**WHAT THIS TASK INVOLVES:** Return a copy of every line in the records that includes the word "Right".

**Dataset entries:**
>>>

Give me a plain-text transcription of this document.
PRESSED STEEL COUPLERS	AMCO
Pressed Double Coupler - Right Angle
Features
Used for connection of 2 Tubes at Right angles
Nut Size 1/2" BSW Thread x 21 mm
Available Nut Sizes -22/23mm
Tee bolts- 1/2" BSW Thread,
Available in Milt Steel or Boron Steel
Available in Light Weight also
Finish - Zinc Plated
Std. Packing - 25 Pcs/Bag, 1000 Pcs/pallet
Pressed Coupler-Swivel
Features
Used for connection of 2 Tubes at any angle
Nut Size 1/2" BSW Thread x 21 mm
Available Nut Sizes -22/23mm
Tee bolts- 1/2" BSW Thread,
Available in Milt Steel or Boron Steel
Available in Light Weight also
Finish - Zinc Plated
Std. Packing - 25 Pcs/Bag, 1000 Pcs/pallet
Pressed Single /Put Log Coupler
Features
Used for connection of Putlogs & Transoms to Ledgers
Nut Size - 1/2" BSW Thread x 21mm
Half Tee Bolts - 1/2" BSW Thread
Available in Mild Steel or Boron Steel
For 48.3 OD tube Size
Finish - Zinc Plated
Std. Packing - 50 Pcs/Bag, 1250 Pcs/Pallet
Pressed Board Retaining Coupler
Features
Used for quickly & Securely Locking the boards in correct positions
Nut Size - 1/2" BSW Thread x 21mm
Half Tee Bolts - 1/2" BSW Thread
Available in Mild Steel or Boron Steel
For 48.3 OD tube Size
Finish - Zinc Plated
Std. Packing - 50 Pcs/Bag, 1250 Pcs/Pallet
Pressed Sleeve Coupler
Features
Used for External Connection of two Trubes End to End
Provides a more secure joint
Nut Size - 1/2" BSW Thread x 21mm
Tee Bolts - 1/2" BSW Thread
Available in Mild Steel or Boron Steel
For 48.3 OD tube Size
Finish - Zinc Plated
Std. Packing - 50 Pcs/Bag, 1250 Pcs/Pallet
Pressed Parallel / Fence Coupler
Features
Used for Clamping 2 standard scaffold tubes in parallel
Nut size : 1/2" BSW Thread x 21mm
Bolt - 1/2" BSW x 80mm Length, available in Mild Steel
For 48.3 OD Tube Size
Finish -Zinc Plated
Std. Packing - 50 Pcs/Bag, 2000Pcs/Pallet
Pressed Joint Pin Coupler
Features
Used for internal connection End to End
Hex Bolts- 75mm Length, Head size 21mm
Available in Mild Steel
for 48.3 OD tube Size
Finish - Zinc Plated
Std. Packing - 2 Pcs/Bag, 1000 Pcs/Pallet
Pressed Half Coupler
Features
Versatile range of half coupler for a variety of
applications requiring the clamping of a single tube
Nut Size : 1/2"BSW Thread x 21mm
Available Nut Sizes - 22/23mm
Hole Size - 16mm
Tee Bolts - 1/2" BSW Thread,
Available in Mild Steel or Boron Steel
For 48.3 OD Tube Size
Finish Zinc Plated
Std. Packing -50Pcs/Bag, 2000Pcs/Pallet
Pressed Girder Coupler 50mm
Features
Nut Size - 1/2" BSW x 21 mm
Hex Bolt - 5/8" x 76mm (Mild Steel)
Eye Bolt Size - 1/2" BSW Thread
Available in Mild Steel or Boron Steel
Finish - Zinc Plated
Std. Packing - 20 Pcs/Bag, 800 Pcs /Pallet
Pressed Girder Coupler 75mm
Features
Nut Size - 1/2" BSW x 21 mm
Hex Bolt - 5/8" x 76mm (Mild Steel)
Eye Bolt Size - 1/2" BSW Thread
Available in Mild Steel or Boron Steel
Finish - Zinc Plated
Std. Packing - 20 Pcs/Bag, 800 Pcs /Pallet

<<<

**TASK ANSWER:**
Pressed Double Coupler - Right Angle
Used for connection of 2 Tubes at Right angles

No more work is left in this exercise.